> EXTRACTED INFORMATION:

((

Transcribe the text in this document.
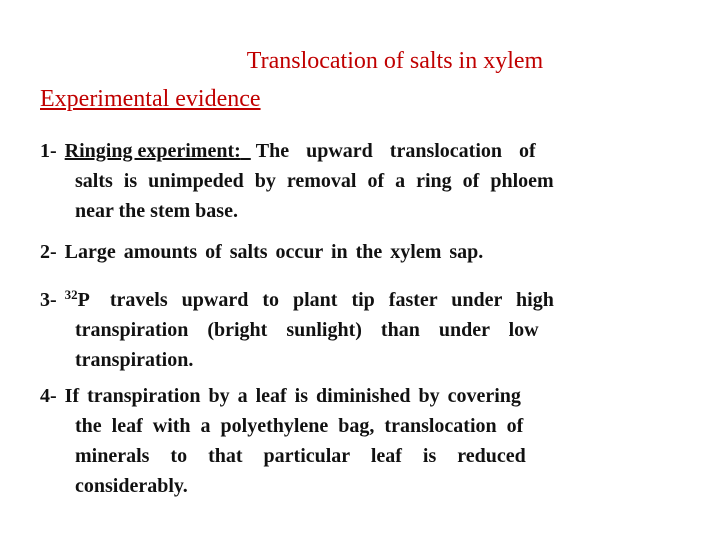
Translocation of salts in xylem
Experimental evidence
1- Ringing experiment: The upward translocation of
salts is unimpeded by removal of a ring of phloem
near the stem base.
2- Large amounts of salts occur in the xylem sap.
3- $^{32}$P travels upward to plant tip faster under high
transpiration (bright sunlight) than under low
transpiration.
4- If transpiration by a leaf is diminished by covering
the leaf with a polyethylene bag, translocation of
minerals to that particular leaf is reduced
considerably.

))

Pull out all lines containing the word "upward" from the entries above.

1- Ringing experiment: The upward translocation of
3- $^{32}$P travels upward to plant tip faster under high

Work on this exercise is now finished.